Requirement: Using the data below, gather each line that includes the word "marker".
-.-.-
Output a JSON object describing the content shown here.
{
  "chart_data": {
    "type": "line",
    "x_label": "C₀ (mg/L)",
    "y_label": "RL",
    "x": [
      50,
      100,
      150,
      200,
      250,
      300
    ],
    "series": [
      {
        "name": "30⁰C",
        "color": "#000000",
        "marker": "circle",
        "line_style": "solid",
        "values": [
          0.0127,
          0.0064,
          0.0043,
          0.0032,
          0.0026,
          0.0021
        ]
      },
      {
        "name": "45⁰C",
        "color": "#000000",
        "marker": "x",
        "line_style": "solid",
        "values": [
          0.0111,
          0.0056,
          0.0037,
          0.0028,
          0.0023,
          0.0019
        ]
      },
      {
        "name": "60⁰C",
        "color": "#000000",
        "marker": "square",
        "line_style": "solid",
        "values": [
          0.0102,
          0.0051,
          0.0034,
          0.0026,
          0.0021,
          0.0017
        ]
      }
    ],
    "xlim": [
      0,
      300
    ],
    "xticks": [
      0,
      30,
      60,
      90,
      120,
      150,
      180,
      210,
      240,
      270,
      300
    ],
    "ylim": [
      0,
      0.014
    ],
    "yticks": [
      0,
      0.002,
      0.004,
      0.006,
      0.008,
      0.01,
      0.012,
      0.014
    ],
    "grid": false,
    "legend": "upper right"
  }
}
-.-.-
The response:
        "marker": "circle",
        "marker": "x",
        "marker": "square",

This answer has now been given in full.